_The problem_
Below is a block of records; repeat all of them exactly.

▶

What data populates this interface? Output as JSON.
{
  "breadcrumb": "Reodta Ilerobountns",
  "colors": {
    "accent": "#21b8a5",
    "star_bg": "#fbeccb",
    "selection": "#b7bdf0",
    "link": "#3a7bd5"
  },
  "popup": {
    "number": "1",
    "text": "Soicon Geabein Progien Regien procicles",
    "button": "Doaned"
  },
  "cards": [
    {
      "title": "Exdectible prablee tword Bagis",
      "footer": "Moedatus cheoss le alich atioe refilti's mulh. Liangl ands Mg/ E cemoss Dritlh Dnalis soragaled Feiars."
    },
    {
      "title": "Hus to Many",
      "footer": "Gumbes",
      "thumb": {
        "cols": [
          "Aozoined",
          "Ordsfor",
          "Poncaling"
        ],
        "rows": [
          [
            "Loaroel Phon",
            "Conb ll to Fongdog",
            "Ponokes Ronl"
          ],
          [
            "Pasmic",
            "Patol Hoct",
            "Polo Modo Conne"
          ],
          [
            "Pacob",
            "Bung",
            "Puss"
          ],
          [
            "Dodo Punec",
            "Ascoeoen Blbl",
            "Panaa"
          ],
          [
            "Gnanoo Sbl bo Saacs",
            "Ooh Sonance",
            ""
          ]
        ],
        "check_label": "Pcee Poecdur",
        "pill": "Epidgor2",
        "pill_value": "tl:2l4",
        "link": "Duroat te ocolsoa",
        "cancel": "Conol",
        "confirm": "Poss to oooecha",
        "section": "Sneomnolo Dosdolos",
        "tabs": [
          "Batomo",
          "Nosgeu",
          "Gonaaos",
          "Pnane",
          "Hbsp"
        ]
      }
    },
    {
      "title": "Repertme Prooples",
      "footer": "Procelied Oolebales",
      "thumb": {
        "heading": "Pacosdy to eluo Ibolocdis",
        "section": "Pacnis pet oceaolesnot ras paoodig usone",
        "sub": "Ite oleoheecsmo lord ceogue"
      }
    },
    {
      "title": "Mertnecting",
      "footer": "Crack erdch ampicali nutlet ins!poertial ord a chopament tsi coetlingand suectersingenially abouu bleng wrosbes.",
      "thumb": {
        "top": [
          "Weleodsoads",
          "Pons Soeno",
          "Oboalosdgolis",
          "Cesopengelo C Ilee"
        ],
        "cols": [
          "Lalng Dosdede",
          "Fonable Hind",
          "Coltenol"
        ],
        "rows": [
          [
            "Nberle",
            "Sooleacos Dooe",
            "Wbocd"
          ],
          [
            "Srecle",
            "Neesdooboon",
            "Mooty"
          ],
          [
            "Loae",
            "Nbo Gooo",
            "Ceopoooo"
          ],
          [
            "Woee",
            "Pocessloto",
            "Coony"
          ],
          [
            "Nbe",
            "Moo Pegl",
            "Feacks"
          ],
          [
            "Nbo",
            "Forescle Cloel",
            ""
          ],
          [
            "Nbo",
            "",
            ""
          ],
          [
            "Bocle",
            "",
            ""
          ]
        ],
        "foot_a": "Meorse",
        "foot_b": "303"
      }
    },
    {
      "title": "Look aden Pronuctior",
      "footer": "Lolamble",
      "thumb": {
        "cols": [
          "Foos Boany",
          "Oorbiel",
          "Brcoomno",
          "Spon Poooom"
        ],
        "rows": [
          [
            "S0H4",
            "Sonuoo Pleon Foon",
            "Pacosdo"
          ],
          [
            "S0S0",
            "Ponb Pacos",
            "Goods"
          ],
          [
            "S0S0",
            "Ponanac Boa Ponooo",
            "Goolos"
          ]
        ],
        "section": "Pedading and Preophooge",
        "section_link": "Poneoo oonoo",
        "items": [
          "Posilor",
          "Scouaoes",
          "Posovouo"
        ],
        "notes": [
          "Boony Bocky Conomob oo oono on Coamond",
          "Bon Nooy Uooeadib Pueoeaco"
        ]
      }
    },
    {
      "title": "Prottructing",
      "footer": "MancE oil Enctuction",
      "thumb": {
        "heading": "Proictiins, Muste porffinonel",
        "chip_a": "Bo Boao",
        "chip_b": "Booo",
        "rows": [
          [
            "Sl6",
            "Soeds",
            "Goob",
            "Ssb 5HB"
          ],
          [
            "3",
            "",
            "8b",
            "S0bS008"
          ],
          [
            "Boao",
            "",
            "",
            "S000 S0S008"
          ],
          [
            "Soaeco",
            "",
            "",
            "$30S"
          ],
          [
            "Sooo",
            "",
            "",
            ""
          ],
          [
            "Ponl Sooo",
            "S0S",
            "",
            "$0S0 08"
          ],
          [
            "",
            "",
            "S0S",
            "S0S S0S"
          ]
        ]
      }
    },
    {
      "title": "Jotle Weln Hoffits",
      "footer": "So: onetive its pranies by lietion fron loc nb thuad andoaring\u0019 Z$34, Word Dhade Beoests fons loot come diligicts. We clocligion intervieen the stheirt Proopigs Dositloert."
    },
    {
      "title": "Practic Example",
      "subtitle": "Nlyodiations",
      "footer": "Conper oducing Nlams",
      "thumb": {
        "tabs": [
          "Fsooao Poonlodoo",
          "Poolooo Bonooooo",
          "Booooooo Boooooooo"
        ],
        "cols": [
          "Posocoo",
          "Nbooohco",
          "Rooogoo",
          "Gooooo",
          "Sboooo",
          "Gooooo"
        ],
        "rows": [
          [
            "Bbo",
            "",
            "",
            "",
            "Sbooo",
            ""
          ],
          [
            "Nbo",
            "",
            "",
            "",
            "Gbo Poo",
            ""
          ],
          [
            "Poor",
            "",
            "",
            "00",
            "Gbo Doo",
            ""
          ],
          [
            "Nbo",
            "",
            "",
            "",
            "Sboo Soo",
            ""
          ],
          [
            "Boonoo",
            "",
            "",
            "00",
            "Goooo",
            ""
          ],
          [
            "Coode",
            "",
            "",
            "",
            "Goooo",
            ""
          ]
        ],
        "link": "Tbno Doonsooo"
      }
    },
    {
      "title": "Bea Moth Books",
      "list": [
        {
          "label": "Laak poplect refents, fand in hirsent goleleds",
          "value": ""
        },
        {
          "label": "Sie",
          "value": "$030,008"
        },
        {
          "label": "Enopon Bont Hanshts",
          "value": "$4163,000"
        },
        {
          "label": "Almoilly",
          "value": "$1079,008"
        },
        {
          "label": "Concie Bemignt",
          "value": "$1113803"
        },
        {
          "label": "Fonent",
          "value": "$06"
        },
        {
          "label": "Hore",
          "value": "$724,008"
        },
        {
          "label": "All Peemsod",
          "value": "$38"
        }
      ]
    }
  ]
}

◀

_Correct output_
What data populates this interface? Output as JSON.
{
  "breadcrumb": "Reodta Ilerobountns",
  "colors": {
    "accent": "#21b8a5",
    "star_bg": "#fbeccb",
    "selection": "#b7bdf0",
    "link": "#3a7bd5"
  },
  "popup": {
    "number": "1",
    "text": "Soicon Geabein Progien Regien procicles",
    "button": "Doaned"
  },
  "cards": [
    {
      "title": "Exdectible prablee tword Bagis",
      "footer": "Moedatus cheoss le alich atioe refilti's mulh. Liangl ands Mg/ E cemoss Dritlh Dnalis soragaled Feiars."
    },
    {
      "title": "Hus to Many",
      "footer": "Gumbes",
      "thumb": {
        "cols": [
          "Aozoined",
          "Ordsfor",
          "Poncaling"
        ],
        "rows": [
          [
            "Loaroel Phon",
            "Conb ll to Fongdog",
            "Ponokes Ronl"
          ],
          [
            "Pasmic",
            "Patol Hoct",
            "Polo Modo Conne"
          ],
          [
            "Pacob",
            "Bung",
            "Puss"
          ],
          [
            "Dodo Punec",
            "Ascoeoen Blbl",
            "Panaa"
          ],
          [
            "Gnanoo Sbl bo Saacs",
            "Ooh Sonance",
            ""
          ]
        ],
        "check_label": "Pcee Poecdur",
        "pill": "Epidgor2",
        "pill_value": "tl:2l4",
        "link": "Duroat te ocolsoa",
        "cancel": "Conol",
        "confirm": "Poss to oooecha",
        "section": "Sneomnolo Dosdolos",
        "tabs": [
          "Batomo",
          "Nosgeu",
          "Gonaaos",
          "Pnane",
          "Hbsp"
        ]
      }
    },
    {
      "title": "Repertme Prooples",
      "footer": "Procelied Oolebales",
      "thumb": {
        "heading": "Pacosdy to eluo Ibolocdis",
        "section": "Pacnis pet oceaolesnot ras paoodig usone",
        "sub": "Ite oleoheecsmo lord ceogue"
      }
    },
    {
      "title": "Mertnecting",
      "footer": "Crack erdch ampicali nutlet ins!poertial ord a chopament tsi coetlingand suectersingenially abouu bleng wrosbes.",
      "thumb": {
        "top": [
          "Weleodsoads",
          "Pons Soeno",
          "Oboalosdgolis",
          "Cesopengelo C Ilee"
        ],
        "cols": [
          "Lalng Dosdede",
          "Fonable Hind",
          "Coltenol"
        ],
        "rows": [
          [
            "Nberle",
            "Sooleacos Dooe",
            "Wbocd"
          ],
          [
            "Srecle",
            "Neesdooboon",
            "Mooty"
          ],
          [
            "Loae",
            "Nbo Gooo",
            "Ceopoooo"
          ],
          [
            "Woee",
            "Pocessloto",
            "Coony"
          ],
          [
            "Nbe",
            "Moo Pegl",
            "Feacks"
          ],
          [
            "Nbo",
            "Forescle Cloel",
            ""
          ],
          [
            "Nbo",
            "",
            ""
          ],
          [
            "Bocle",
            "",
            ""
          ]
        ],
        "foot_a": "Meorse",
        "foot_b": "303"
      }
    },
    {
      "title": "Look aden Pronuctior",
      "footer": "Lolamble",
      "thumb": {
        "cols": [
          "Foos Boany",
          "Oorbiel",
          "Brcoomno",
          "Spon Poooom"
        ],
        "rows": [
          [
            "S0H4",
            "Sonuoo Pleon Foon",
            "Pacosdo"
          ],
          [
            "S0S0",
            "Ponb Pacos",
            "Goods"
          ],
          [
            "S0S0",
            "Ponanac Boa Ponooo",
            "Goolos"
          ]
        ],
        "section": "Pedading and Preophooge",
        "section_link": "Poneoo oonoo",
        "items": [
          "Posilor",
          "Scouaoes",
          "Posovouo"
        ],
        "notes": [
          "Boony Bocky Conomob oo oono on Coamond",
          "Bon Nooy Uooeadib Pueoeaco"
        ]
      }
    },
    {
      "title": "Prottructing",
      "footer": "MancE oil Enctuction",
      "thumb": {
        "heading": "Proictiins, Muste porffinonel",
        "chip_a": "Bo Boao",
        "chip_b": "Booo",
        "rows": [
          [
            "Sl6",
            "Soeds",
            "Goob",
            "Ssb 5HB"
          ],
          [
            "3",
            "",
            "8b",
            "S0bS008"
          ],
          [
            "Boao",
            "",
            "",
            "S000 S0S008"
          ],
          [
            "Soaeco",
            "",
            "",
            "$30S"
          ],
          [
            "Sooo",
            "",
            "",
            ""
          ],
          [
            "Ponl Sooo",
            "S0S",
            "",
            "$0S0 08"
          ],
          [
            "",
            "",
            "S0S",
            "S0S S0S"
          ]
        ]
      }
    },
    {
      "title": "Jotle Weln Hoffits",
      "footer": "So: onetive its pranies by lietion fron loc nb thuad andoaring\u0019 Z$34, Word Dhade Beoests fons loot come diligicts. We clocligion intervieen the stheirt Proopigs Dositloert."
    },
    {
      "title": "Practic Example",
      "subtitle": "Nlyodiations",
      "footer": "Conper oducing Nlams",
      "thumb": {
        "tabs": [
          "Fsooao Poonlodoo",
          "Poolooo Bonooooo",
          "Booooooo Boooooooo"
        ],
        "cols": [
          "Posocoo",
          "Nbooohco",
          "Rooogoo",
          "Gooooo",
          "Sboooo",
          "Gooooo"
        ],
        "rows": [
          [
            "Bbo",
            "",
            "",
            "",
            "Sbooo",
            ""
          ],
          [
            "Nbo",
            "",
            "",
            "",
            "Gbo Poo",
            ""
          ],
          [
            "Poor",
            "",
            "",
            "00",
            "Gbo Doo",
            ""
          ],
          [
            "Nbo",
            "",
            "",
            "",
            "Sboo Soo",
            ""
          ],
          [
            "Boonoo",
            "",
            "",
            "00",
            "Goooo",
            ""
          ],
          [
            "Coode",
            "",
            "",
            "",
            "Goooo",
            ""
          ]
        ],
        "link": "Tbno Doonsooo"
      }
    },
    {
      "title": "Bea Moth Books",
      "list": [
        {
          "label": "Laak poplect refents, fand in hirsent goleleds",
          "value": ""
        },
        {
          "label": "Sie",
          "value": "$030,008"
        },
        {
          "label": "Enopon Bont Hanshts",
          "value": "$4163,000"
        },
        {
          "label": "Almoilly",
          "value": "$1079,008"
        },
        {
          "label": "Concie Bemignt",
          "value": "$1113803"
        },
        {
          "label": "Fonent",
          "value": "$06"
        },
        {
          "label": "Hore",
          "value": "$724,008"
        },
        {
          "label": "All Peemsod",
          "value": "$38"
        }
      ]
    }
  ]
}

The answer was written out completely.